AIM — Reproduce the lines, unchanged, from the first one through the line with "svg-text:100: 100 bbox=[86, 172, 94, 177]".

STORED ROWS —

□ □ □ □ □

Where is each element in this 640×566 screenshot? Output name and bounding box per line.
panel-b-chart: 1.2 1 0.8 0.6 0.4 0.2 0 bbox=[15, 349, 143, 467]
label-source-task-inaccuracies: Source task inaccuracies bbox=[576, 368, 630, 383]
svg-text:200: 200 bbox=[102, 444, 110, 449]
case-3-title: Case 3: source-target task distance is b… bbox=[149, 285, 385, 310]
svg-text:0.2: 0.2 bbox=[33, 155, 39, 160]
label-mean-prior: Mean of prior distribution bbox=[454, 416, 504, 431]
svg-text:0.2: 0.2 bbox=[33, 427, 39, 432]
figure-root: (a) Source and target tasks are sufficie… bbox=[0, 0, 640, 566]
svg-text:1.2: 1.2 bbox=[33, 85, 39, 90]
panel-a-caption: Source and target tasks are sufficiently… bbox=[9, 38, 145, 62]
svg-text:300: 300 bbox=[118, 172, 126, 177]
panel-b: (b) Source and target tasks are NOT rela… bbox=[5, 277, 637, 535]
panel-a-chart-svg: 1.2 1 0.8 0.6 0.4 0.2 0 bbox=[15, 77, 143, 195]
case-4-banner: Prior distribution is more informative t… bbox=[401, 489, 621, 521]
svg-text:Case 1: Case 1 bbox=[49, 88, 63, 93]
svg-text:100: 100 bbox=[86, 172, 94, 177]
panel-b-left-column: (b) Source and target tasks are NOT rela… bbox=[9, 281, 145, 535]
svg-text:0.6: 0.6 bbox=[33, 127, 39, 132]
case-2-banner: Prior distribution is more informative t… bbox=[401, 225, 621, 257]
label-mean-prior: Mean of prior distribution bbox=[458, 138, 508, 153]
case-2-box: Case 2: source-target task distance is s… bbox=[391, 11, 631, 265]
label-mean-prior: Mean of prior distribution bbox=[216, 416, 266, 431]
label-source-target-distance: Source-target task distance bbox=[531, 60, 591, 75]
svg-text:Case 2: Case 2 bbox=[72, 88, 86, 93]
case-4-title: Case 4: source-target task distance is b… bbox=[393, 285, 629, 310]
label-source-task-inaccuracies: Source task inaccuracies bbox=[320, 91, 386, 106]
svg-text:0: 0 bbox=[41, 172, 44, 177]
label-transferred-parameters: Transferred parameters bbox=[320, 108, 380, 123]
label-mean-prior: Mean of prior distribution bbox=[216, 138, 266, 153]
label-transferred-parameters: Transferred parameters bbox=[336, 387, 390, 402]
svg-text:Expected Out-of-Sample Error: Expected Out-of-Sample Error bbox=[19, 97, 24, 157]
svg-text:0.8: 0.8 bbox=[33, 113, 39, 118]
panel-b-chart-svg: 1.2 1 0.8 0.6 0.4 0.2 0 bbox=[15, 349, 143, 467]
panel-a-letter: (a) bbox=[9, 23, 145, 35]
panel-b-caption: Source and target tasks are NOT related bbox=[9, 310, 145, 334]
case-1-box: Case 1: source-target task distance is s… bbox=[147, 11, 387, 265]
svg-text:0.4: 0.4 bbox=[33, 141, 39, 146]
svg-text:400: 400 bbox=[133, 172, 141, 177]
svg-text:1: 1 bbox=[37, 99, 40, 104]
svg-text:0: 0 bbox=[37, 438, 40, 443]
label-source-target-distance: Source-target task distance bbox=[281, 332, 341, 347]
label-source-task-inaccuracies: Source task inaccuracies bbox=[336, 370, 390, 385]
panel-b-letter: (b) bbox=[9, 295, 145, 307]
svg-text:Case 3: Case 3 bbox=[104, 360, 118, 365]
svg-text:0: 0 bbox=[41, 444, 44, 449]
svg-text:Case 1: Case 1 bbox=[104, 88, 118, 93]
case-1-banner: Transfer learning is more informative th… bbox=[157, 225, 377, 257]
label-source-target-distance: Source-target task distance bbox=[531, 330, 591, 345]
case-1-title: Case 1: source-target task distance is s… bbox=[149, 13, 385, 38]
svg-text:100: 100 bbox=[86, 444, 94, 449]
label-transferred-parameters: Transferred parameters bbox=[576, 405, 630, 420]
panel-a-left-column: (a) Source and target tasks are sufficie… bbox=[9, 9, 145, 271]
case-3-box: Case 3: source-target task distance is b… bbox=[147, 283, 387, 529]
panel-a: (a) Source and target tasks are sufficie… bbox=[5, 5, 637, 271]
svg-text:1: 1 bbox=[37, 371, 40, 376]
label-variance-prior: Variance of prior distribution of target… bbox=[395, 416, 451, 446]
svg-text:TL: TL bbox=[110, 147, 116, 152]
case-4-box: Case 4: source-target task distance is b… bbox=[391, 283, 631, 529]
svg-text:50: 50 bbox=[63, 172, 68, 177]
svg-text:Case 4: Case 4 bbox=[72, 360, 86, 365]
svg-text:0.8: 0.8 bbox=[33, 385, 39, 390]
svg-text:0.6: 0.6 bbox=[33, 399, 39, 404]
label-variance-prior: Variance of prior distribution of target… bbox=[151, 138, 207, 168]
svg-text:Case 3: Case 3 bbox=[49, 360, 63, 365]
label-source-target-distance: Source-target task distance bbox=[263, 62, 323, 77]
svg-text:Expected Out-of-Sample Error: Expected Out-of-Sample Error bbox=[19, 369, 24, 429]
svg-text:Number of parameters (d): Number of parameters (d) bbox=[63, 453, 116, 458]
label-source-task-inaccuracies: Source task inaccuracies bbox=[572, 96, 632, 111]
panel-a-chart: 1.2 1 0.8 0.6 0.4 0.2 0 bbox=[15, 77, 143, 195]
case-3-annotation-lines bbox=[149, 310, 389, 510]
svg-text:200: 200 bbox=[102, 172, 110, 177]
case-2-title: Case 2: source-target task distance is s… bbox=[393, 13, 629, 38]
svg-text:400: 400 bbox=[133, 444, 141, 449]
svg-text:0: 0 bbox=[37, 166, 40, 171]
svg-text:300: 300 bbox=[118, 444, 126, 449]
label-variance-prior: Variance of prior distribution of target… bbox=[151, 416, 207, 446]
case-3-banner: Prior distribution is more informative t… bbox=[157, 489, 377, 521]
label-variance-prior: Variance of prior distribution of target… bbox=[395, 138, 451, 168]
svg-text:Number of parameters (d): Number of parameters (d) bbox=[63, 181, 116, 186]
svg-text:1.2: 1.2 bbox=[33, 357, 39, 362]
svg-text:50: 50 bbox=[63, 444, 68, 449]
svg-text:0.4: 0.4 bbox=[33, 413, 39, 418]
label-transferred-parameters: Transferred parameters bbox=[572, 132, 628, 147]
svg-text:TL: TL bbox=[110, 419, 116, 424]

□ □ □ □ □

OUTPUT FOR THIS TASK —
Where is each element in this 640×566 screenshot? Output name and bounding box per line.
panel-b-chart: 1.2 1 0.8 0.6 0.4 0.2 0 bbox=[15, 349, 143, 467]
label-source-task-inaccuracies: Source task inaccuracies bbox=[576, 368, 630, 383]
svg-text:200: 200 bbox=[102, 444, 110, 449]
case-3-title: Case 3: source-target task distance is b… bbox=[149, 285, 385, 310]
svg-text:0.2: 0.2 bbox=[33, 155, 39, 160]
label-mean-prior: Mean of prior distribution bbox=[454, 416, 504, 431]
svg-text:0.2: 0.2 bbox=[33, 427, 39, 432]
figure-root: (a) Source and target tasks are sufficie… bbox=[0, 0, 640, 566]
svg-text:1.2: 1.2 bbox=[33, 85, 39, 90]
panel-a-caption: Source and target tasks are sufficiently… bbox=[9, 38, 145, 62]
svg-text:300: 300 bbox=[118, 172, 126, 177]
panel-b: (b) Source and target tasks are NOT rela… bbox=[5, 277, 637, 535]
panel-a-chart-svg: 1.2 1 0.8 0.6 0.4 0.2 0 bbox=[15, 77, 143, 195]
case-4-banner: Prior distribution is more informative t… bbox=[401, 489, 621, 521]
svg-text:Case 1: Case 1 bbox=[49, 88, 63, 93]
svg-text:100: 100 bbox=[86, 172, 94, 177]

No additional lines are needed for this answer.